▶ **Exercise aim**
Swap every "legend-label" in the records below for "legend-entry" and reproduce them with nothing else altered, omitting the pictures.

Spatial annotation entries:
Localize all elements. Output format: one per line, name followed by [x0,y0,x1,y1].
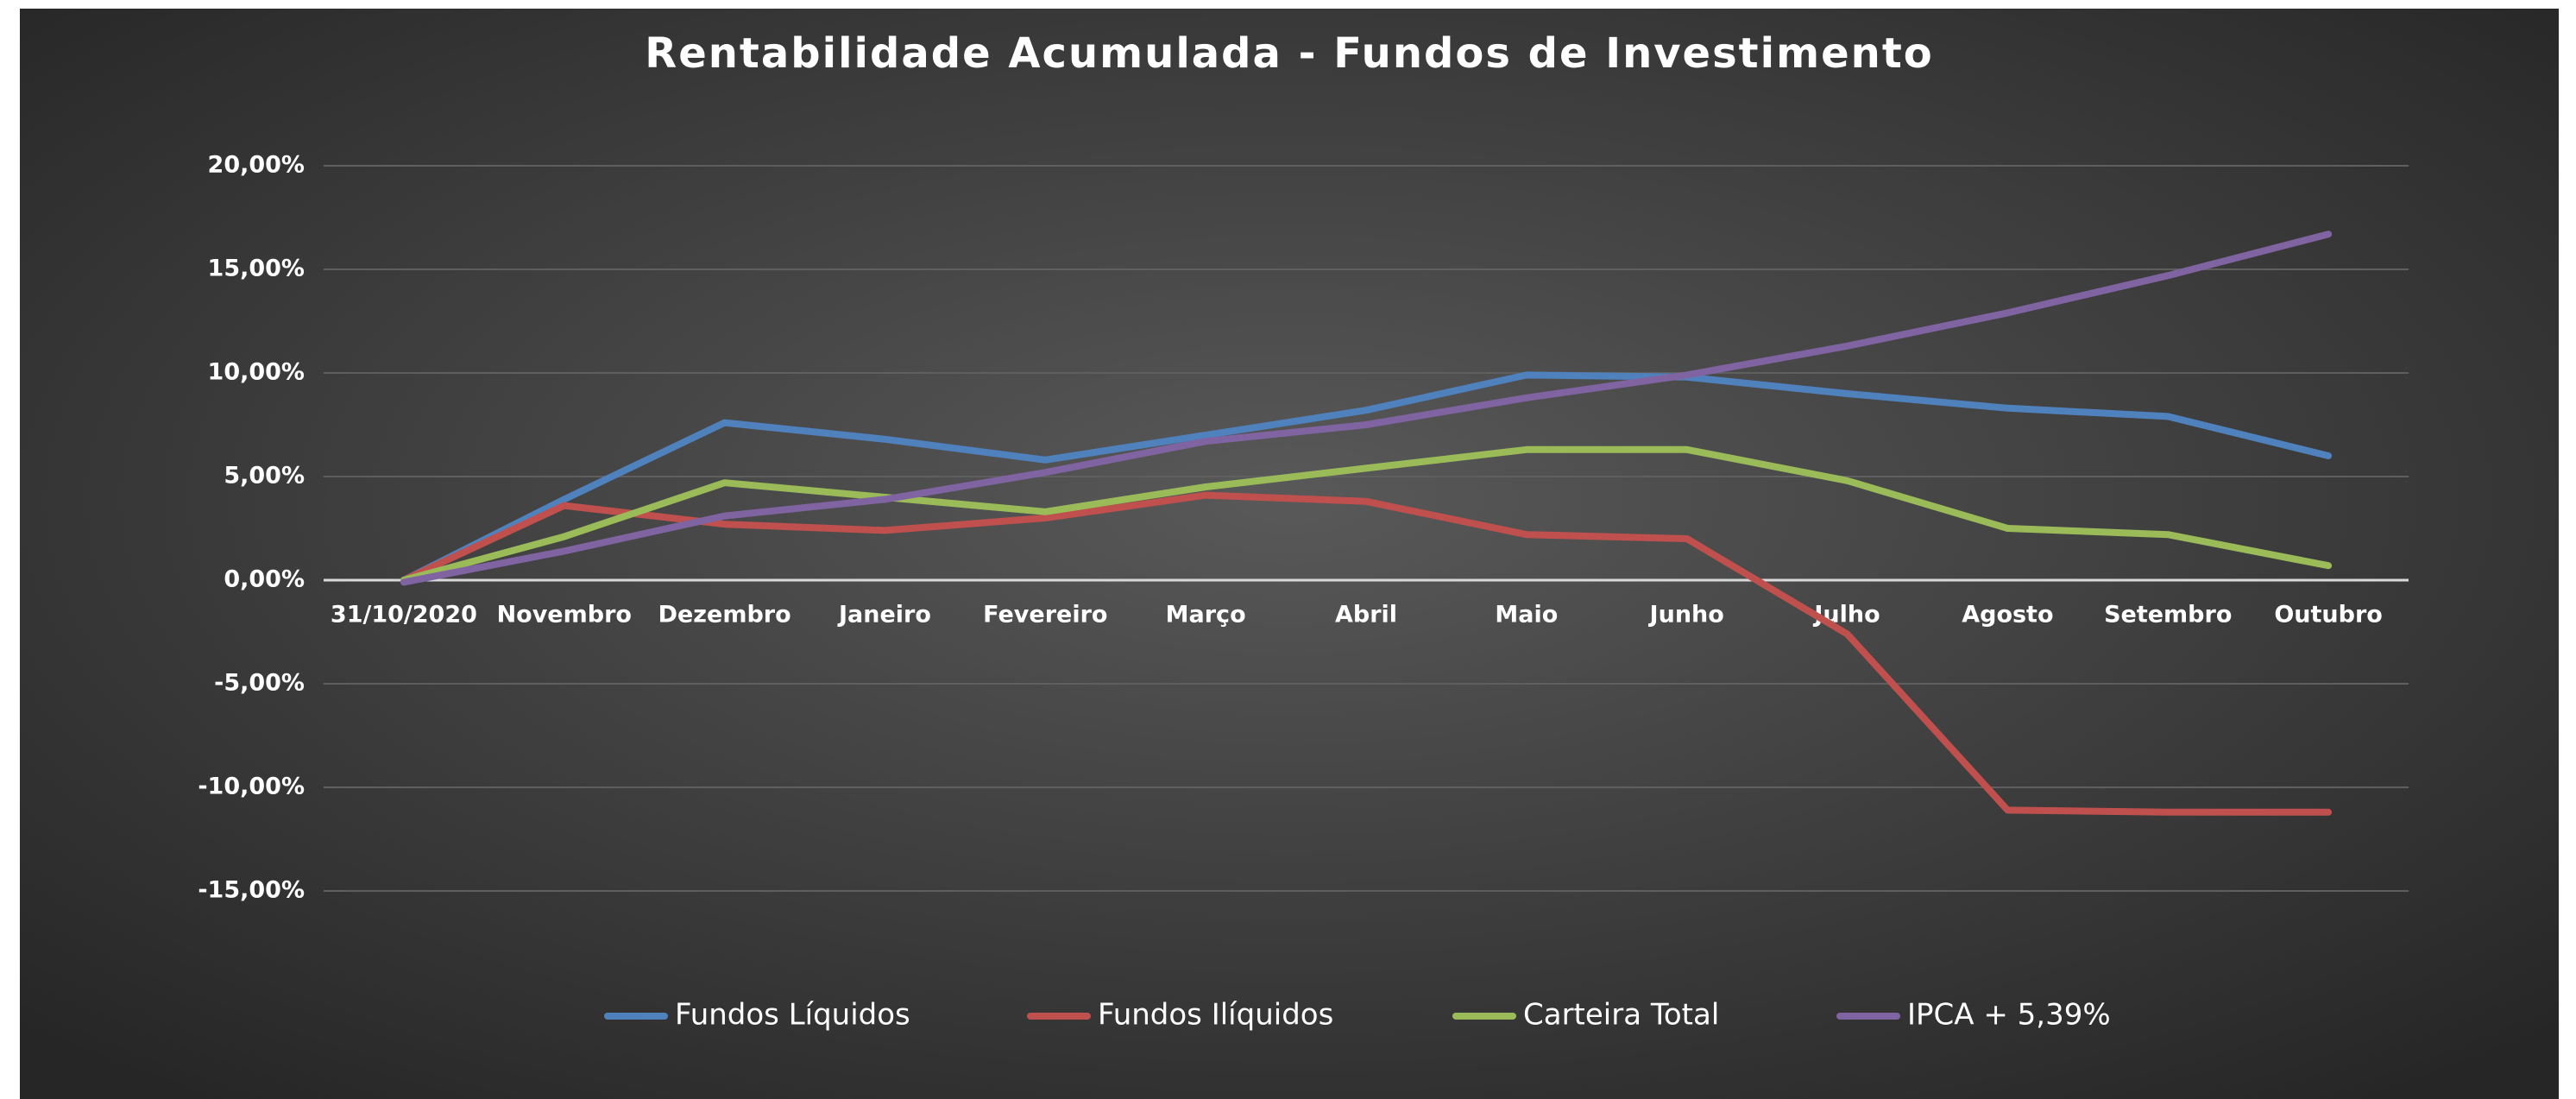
x-tick-label: Dezembro [658,602,791,628]
x-tick-label: Fevereiro [983,602,1107,628]
legend-label: Fundos Líquidos [675,998,910,1033]
y-tick-label: 0,00% [224,566,305,593]
y-tick-label: 5,00% [224,463,305,489]
y-tick-label: -15,00% [198,877,305,904]
y-tick-label: 20,00% [208,152,305,179]
x-tick-label: Agosto [1962,602,2053,628]
series-line [400,371,2333,584]
x-tick-label: Novembro [497,602,632,628]
x-tick-label: Setembro [2104,602,2232,628]
x-tick-label: Abril [1335,602,1397,628]
series-line [400,491,2333,816]
y-tick-label: 15,00% [208,256,305,282]
chart-title: Rentabilidade Acumulada - Fundos de Inve… [645,29,1934,78]
y-tick-label: -10,00% [198,774,305,800]
x-tick-label: 31/10/2020 [331,602,477,628]
x-tick-label: Junho [1648,602,1724,628]
x-tick-label: Julho [1812,602,1880,628]
x-tick-label: Maio [1495,602,1558,628]
legend-label: IPCA + 5,39% [1907,998,2111,1033]
y-tick-label: -5,00% [214,670,305,697]
x-tick-label: Outubro [2274,602,2383,628]
series-line [400,231,2333,586]
legend-label: Carteira Total [1523,998,1719,1033]
x-tick-label: Março [1166,602,1246,628]
legend-label: Fundos Ilíquidos [1098,998,1333,1033]
series-line [400,445,2333,584]
x-tick-label: Janeiro [837,602,931,628]
y-tick-label: 10,00% [208,359,305,386]
chart-background [20,9,2559,1099]
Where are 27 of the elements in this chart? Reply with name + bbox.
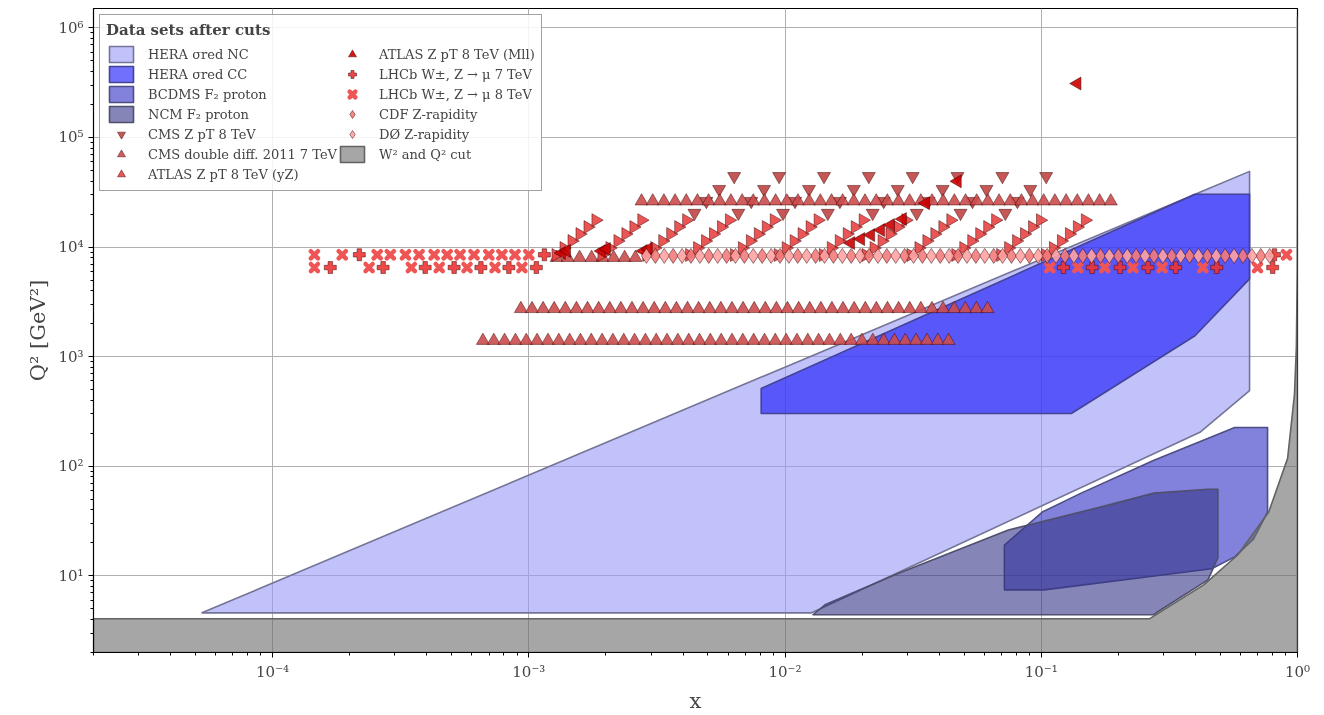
y-tick-label: 10² — [58, 457, 84, 476]
y-tick-label: 10⁶ — [58, 18, 84, 37]
legend-label: HERA σred CC — [148, 66, 248, 82]
legend-label: BCDMS F₂ proton — [148, 86, 267, 102]
legend-label: CDF Z-rapidity — [379, 106, 478, 122]
legend-title: Data sets after cuts — [106, 21, 272, 39]
legend-label: CMS double diff. 2011 7 TeV — [148, 146, 338, 162]
y-tick-label: 10⁵ — [58, 128, 84, 147]
x-tick-label: 10⁻¹ — [1024, 662, 1058, 681]
legend-label: LHCb W±, Z → μ 8 TeV — [379, 86, 532, 102]
legend-label: ATLAS Z pT 8 TeV (yZ) — [148, 166, 299, 182]
legend-label: CMS Z pT 8 TeV — [148, 126, 256, 142]
y-axis-title: Q² [GeV²] — [26, 279, 51, 382]
legend-label: HERA σred NC — [148, 46, 249, 62]
legend-label: DØ Z-rapidity — [379, 126, 470, 142]
legend-label: ATLAS Z pT 8 TeV (Mll) — [379, 46, 535, 62]
x-tick-label: 10⁻⁴ — [256, 662, 290, 681]
y-tick-label: 10¹ — [58, 566, 84, 585]
legend-label: LHCb W±, Z → μ 7 TeV — [379, 66, 532, 82]
x-tick-label: 10⁻² — [768, 662, 802, 681]
x-tick-label: 10⁻³ — [512, 662, 546, 681]
legend-label: NCM F₂ proton — [148, 106, 249, 122]
x-axis-title: x — [689, 688, 702, 713]
y-tick-label: 10³ — [58, 347, 84, 366]
legend-label: W² and Q² cut — [379, 146, 472, 162]
y-tick-label: 10⁴ — [58, 238, 84, 257]
x-tick-label: 10⁰ — [1284, 662, 1311, 681]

▶ **Solution to this problem**
Localize all elements. Output format: one per line, name followed by [x0,y0,x1,y1].
x-tick-label: Dezembro [658,602,791,628]
x-tick-label: Fevereiro [983,602,1107,628]
legend-entry: Fundos Líquidos [675,998,910,1033]
y-tick-label: 0,00% [224,566,305,593]
y-tick-label: 5,00% [224,463,305,489]
y-tick-label: -15,00% [198,877,305,904]
y-tick-label: 20,00% [208,152,305,179]
x-tick-label: Agosto [1962,602,2053,628]
series-line [400,371,2333,584]
x-tick-label: Novembro [497,602,632,628]
x-tick-label: Setembro [2104,602,2232,628]
x-tick-label: Abril [1335,602,1397,628]
series-line [400,491,2333,816]
y-tick-label: 15,00% [208,256,305,282]
chart-title: Rentabilidade Acumulada - Fundos de Inve… [645,29,1934,78]
y-tick-label: -10,00% [198,774,305,800]
x-tick-label: 31/10/2020 [331,602,477,628]
x-tick-label: Junho [1648,602,1724,628]
x-tick-label: Julho [1812,602,1880,628]
x-tick-label: Maio [1495,602,1558,628]
legend-entry: IPCA + 5,39% [1907,998,2111,1033]
y-tick-label: -5,00% [214,670,305,697]
x-tick-label: Outubro [2274,602,2383,628]
series-line [400,231,2333,586]
legend-entry: Carteira Total [1523,998,1719,1033]
x-tick-label: Março [1166,602,1246,628]
legend-entry: Fundos Ilíquidos [1098,998,1333,1033]
series-line [400,445,2333,584]
x-tick-label: Janeiro [837,602,931,628]
y-tick-label: 10,00% [208,359,305,386]
chart-background [20,9,2559,1099]
Where are 27 of the elements in this chart? Reply with name + bbox.
y-tick-label: 10² — [58, 457, 84, 476]
y-tick-label: 10⁶ — [58, 18, 84, 37]
legend-entry: HERA σred CC — [148, 66, 248, 82]
legend-entry: BCDMS F₂ proton — [148, 86, 267, 102]
legend-entry: CDF Z-rapidity — [379, 106, 478, 122]
legend-title: Data sets after cuts — [106, 21, 272, 39]
legend-entry: CMS double diff. 2011 7 TeV — [148, 146, 338, 162]
y-tick-label: 10⁵ — [58, 128, 84, 147]
x-tick-label: 10⁻¹ — [1024, 662, 1058, 681]
legend-entry: LHCb W±, Z → μ 8 TeV — [379, 86, 532, 102]
legend-entry: ATLAS Z pT 8 TeV (yZ) — [148, 166, 299, 182]
legend-entry: CMS Z pT 8 TeV — [148, 126, 256, 142]
y-axis-title: Q² [GeV²] — [26, 279, 51, 382]
legend-entry: HERA σred NC — [148, 46, 249, 62]
legend-entry: DØ Z-rapidity — [379, 126, 470, 142]
legend-entry: ATLAS Z pT 8 TeV (Mll) — [379, 46, 535, 62]
x-tick-label: 10⁻⁴ — [256, 662, 290, 681]
y-tick-label: 10¹ — [58, 566, 84, 585]
legend-entry: LHCb W±, Z → μ 7 TeV — [379, 66, 532, 82]
x-tick-label: 10⁻² — [768, 662, 802, 681]
x-tick-label: 10⁻³ — [512, 662, 546, 681]
legend-entry: NCM F₂ proton — [148, 106, 249, 122]
x-axis-title: x — [689, 688, 702, 713]
y-tick-label: 10³ — [58, 347, 84, 366]
legend-entry: W² and Q² cut — [379, 146, 472, 162]
y-tick-label: 10⁴ — [58, 238, 84, 257]
x-tick-label: 10⁰ — [1284, 662, 1311, 681]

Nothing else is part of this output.